▶ [PROBLEM TO SOLVE]: Using the data beneath, show every line that includes the word "Count".

▶ [RECORDS PROVIDED]:
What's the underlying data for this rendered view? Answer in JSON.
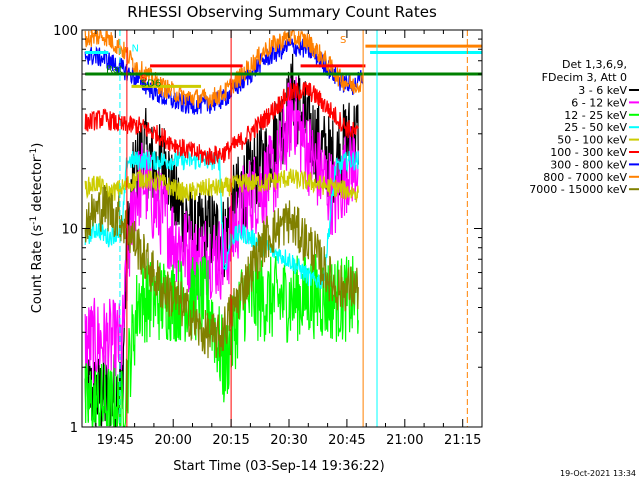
{
  "chart_data": {
    "type": "line",
    "title": "RHESSI Observing Summary Count Rates",
    "xlabel": "Start Time (03-Sep-14 19:36:22)",
    "ylabel_parts": [
      "Count Rate (s",
      "-1",
      " detector",
      "-1",
      ")"
    ],
    "y_scale": "log",
    "ylim": [
      1,
      100
    ],
    "y_tick_labels": [
      "1",
      "10",
      "100"
    ],
    "x_range_minutes": [
      "19:36:22",
      "21:20:00"
    ],
    "x_tick_labels": [
      "19:45",
      "20:00",
      "20:15",
      "20:30",
      "20:45",
      "21:00",
      "21:15"
    ],
    "legend": {
      "header": [
        "Det 1,3,6,9,",
        "FDecim 3, Att 0"
      ],
      "entries": [
        {
          "name": "3 - 6 keV",
          "color": "#000000"
        },
        {
          "name": "6 - 12 keV",
          "color": "#ff00ff"
        },
        {
          "name": "12 - 25 keV",
          "color": "#00ff00"
        },
        {
          "name": "25 - 50 keV",
          "color": "#00ffff"
        },
        {
          "name": "50 - 100 keV",
          "color": "#cccc00"
        },
        {
          "name": "100 - 300 keV",
          "color": "#ff0000"
        },
        {
          "name": "300 - 800 keV",
          "color": "#0000ff"
        },
        {
          "name": "800 - 7000 keV",
          "color": "#ff8000"
        },
        {
          "name": "7000 - 15000 keV",
          "color": "#808000"
        }
      ]
    },
    "series": [
      {
        "name": "3 - 6 keV",
        "color": "#000000",
        "points": [
          [
            19.62,
            1.5
          ],
          [
            19.72,
            1.4
          ],
          [
            19.78,
            1.6
          ],
          [
            19.8,
            8
          ],
          [
            19.83,
            18
          ],
          [
            19.87,
            26
          ],
          [
            19.92,
            20
          ],
          [
            19.97,
            22
          ],
          [
            20.0,
            14
          ],
          [
            20.05,
            12
          ],
          [
            20.1,
            9
          ],
          [
            20.15,
            10
          ],
          [
            20.22,
            9
          ],
          [
            20.25,
            12
          ],
          [
            20.3,
            16
          ],
          [
            20.35,
            19
          ],
          [
            20.4,
            22
          ],
          [
            20.45,
            30
          ],
          [
            20.5,
            40
          ],
          [
            20.52,
            50
          ],
          [
            20.55,
            38
          ],
          [
            20.6,
            30
          ],
          [
            20.65,
            24
          ],
          [
            20.7,
            22
          ],
          [
            20.75,
            28
          ],
          [
            20.8,
            30
          ]
        ]
      },
      {
        "name": "6 - 12 keV",
        "color": "#ff00ff",
        "points": [
          [
            19.62,
            2.7
          ],
          [
            19.72,
            2.7
          ],
          [
            19.78,
            2.6
          ],
          [
            19.8,
            6
          ],
          [
            19.83,
            14
          ],
          [
            19.87,
            18
          ],
          [
            19.92,
            13
          ],
          [
            19.97,
            11
          ],
          [
            20.0,
            9
          ],
          [
            20.05,
            8
          ],
          [
            20.1,
            7
          ],
          [
            20.15,
            7.5
          ],
          [
            20.22,
            7
          ],
          [
            20.25,
            9
          ],
          [
            20.3,
            13
          ],
          [
            20.35,
            15
          ],
          [
            20.4,
            17
          ],
          [
            20.45,
            20
          ],
          [
            20.5,
            35
          ],
          [
            20.52,
            40
          ],
          [
            20.55,
            30
          ],
          [
            20.6,
            22
          ],
          [
            20.65,
            18
          ],
          [
            20.7,
            14
          ],
          [
            20.75,
            20
          ],
          [
            20.8,
            22
          ]
        ]
      },
      {
        "name": "12 - 25 keV",
        "color": "#00ff00",
        "points": [
          [
            19.62,
            1.3
          ],
          [
            19.7,
            1.3
          ],
          [
            19.78,
            1.2
          ],
          [
            19.85,
            4.4
          ],
          [
            19.95,
            4.4
          ],
          [
            20.05,
            4.4
          ],
          [
            20.15,
            4.4
          ],
          [
            20.22,
            2.0
          ],
          [
            20.3,
            4.4
          ],
          [
            20.4,
            4.4
          ],
          [
            20.5,
            4.4
          ],
          [
            20.6,
            4.6
          ],
          [
            20.7,
            4.4
          ],
          [
            20.8,
            4.4
          ]
        ]
      },
      {
        "name": "25 - 50 keV",
        "color": "#00ffff",
        "points": [
          [
            19.62,
            9
          ],
          [
            19.67,
            10
          ],
          [
            19.72,
            9
          ],
          [
            19.78,
            10
          ],
          [
            19.8,
            22
          ],
          [
            19.9,
            22
          ],
          [
            20.0,
            22
          ],
          [
            20.1,
            22
          ],
          [
            20.2,
            22
          ],
          [
            20.22,
            6
          ],
          [
            20.25,
            9
          ],
          [
            20.3,
            9.5
          ],
          [
            20.4,
            8
          ],
          [
            20.5,
            7
          ],
          [
            20.6,
            5.5
          ],
          [
            20.65,
            5.5
          ],
          [
            20.7,
            20
          ],
          [
            20.75,
            22
          ],
          [
            20.8,
            22
          ]
        ]
      },
      {
        "name": "50 - 100 keV",
        "color": "#cccc00",
        "points": [
          [
            19.62,
            16
          ],
          [
            19.67,
            17
          ],
          [
            19.72,
            15
          ],
          [
            19.78,
            16
          ],
          [
            19.85,
            18
          ],
          [
            19.95,
            17
          ],
          [
            20.05,
            15
          ],
          [
            20.15,
            16
          ],
          [
            20.22,
            16
          ],
          [
            20.3,
            17
          ],
          [
            20.4,
            17
          ],
          [
            20.5,
            18
          ],
          [
            20.6,
            17
          ],
          [
            20.7,
            16
          ],
          [
            20.8,
            15
          ]
        ]
      },
      {
        "name": "100 - 300 keV",
        "color": "#ff0000",
        "points": [
          [
            19.62,
            34
          ],
          [
            19.7,
            36
          ],
          [
            19.78,
            33
          ],
          [
            19.85,
            33
          ],
          [
            19.95,
            29
          ],
          [
            20.05,
            25
          ],
          [
            20.15,
            23
          ],
          [
            20.22,
            24
          ],
          [
            20.3,
            28
          ],
          [
            20.4,
            36
          ],
          [
            20.5,
            48
          ],
          [
            20.58,
            50
          ],
          [
            20.62,
            46
          ],
          [
            20.7,
            37
          ],
          [
            20.75,
            32
          ],
          [
            20.8,
            30
          ]
        ]
      },
      {
        "name": "300 - 800 keV",
        "color": "#0000ff",
        "points": [
          [
            19.62,
            75
          ],
          [
            19.7,
            72
          ],
          [
            19.78,
            64
          ],
          [
            19.85,
            56
          ],
          [
            19.95,
            46
          ],
          [
            20.05,
            42
          ],
          [
            20.15,
            42
          ],
          [
            20.22,
            45
          ],
          [
            20.3,
            55
          ],
          [
            20.4,
            72
          ],
          [
            20.5,
            83
          ],
          [
            20.58,
            80
          ],
          [
            20.65,
            68
          ],
          [
            20.72,
            55
          ],
          [
            20.78,
            52
          ],
          [
            20.82,
            60
          ]
        ]
      },
      {
        "name": "800 - 7000 keV",
        "color": "#ff8000",
        "points": [
          [
            19.62,
            90
          ],
          [
            19.7,
            94
          ],
          [
            19.78,
            80
          ],
          [
            19.85,
            64
          ],
          [
            19.95,
            52
          ],
          [
            20.05,
            46
          ],
          [
            20.15,
            45
          ],
          [
            20.22,
            48
          ],
          [
            20.3,
            60
          ],
          [
            20.4,
            80
          ],
          [
            20.5,
            93
          ],
          [
            20.58,
            88
          ],
          [
            20.65,
            72
          ],
          [
            20.72,
            57
          ],
          [
            20.78,
            52
          ],
          [
            20.82,
            56
          ]
        ]
      },
      {
        "name": "7000 - 15000 keV",
        "color": "#808000",
        "points": [
          [
            19.62,
            11
          ],
          [
            19.7,
            13
          ],
          [
            19.78,
            11
          ],
          [
            19.85,
            8
          ],
          [
            19.95,
            5
          ],
          [
            20.05,
            4
          ],
          [
            20.12,
            3
          ],
          [
            20.2,
            2.8
          ],
          [
            20.3,
            5
          ],
          [
            20.4,
            9
          ],
          [
            20.5,
            11
          ],
          [
            20.6,
            8
          ],
          [
            20.7,
            5
          ],
          [
            20.8,
            5
          ]
        ]
      }
    ],
    "flag_lines": [
      {
        "color": "#ff8000",
        "y": 83,
        "x": [
          20.83,
          21.47
        ]
      },
      {
        "color": "#00ffff",
        "y": 77,
        "x": [
          20.85,
          21.47
        ]
      },
      {
        "color": "#008000",
        "y": 60,
        "x": [
          19.62,
          21.47
        ]
      },
      {
        "color": "#ff0000",
        "y": 66,
        "x": [
          19.9,
          20.3
        ]
      },
      {
        "color": "#ff0000",
        "y": 66,
        "x": [
          20.55,
          20.83
        ]
      },
      {
        "color": "#cccc00",
        "y": 52,
        "x": [
          19.82,
          20.12
        ]
      },
      {
        "color": "#00ffff",
        "y": 77,
        "x": [
          19.62,
          19.72
        ]
      }
    ],
    "annotations": [
      {
        "text": "S",
        "color": "#ff8000",
        "x": 19.64,
        "y": 92
      },
      {
        "text": "N",
        "color": "#00ffff",
        "x": 19.82,
        "y": 78
      },
      {
        "text": "Rat",
        "color": "#008000",
        "x": 19.71,
        "y": 61
      },
      {
        "text": "S",
        "color": "#ff0000",
        "x": 19.86,
        "y": 55
      },
      {
        "text": "SD6",
        "color": "#008000",
        "x": 19.86,
        "y": 52
      },
      {
        "text": "S",
        "color": "#ff8000",
        "x": 20.72,
        "y": 86
      }
    ],
    "vertical_markers": [
      {
        "x": 19.77,
        "color": "#00ffff",
        "style": "dashed"
      },
      {
        "x": 19.8,
        "color": "#ff0000",
        "style": "solid"
      },
      {
        "x": 20.25,
        "color": "#ff0000",
        "style": "solid"
      },
      {
        "x": 20.82,
        "color": "#ff8000",
        "style": "solid"
      },
      {
        "x": 20.88,
        "color": "#00ffff",
        "style": "solid"
      },
      {
        "x": 21.27,
        "color": "#ff8000",
        "style": "dashed"
      }
    ],
    "grid": false
  },
  "footer": {
    "date_stamp": "19-Oct-2021 13:34"
  }
}
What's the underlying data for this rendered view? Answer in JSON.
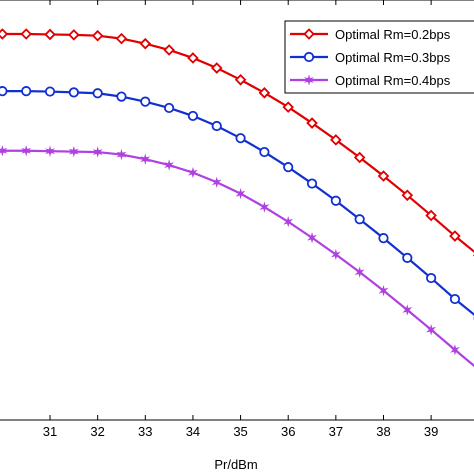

▶ [FULL RESPONSE]:
    "title": "RHESSI Observing Summary Count Rates",
      "Count Rate (s",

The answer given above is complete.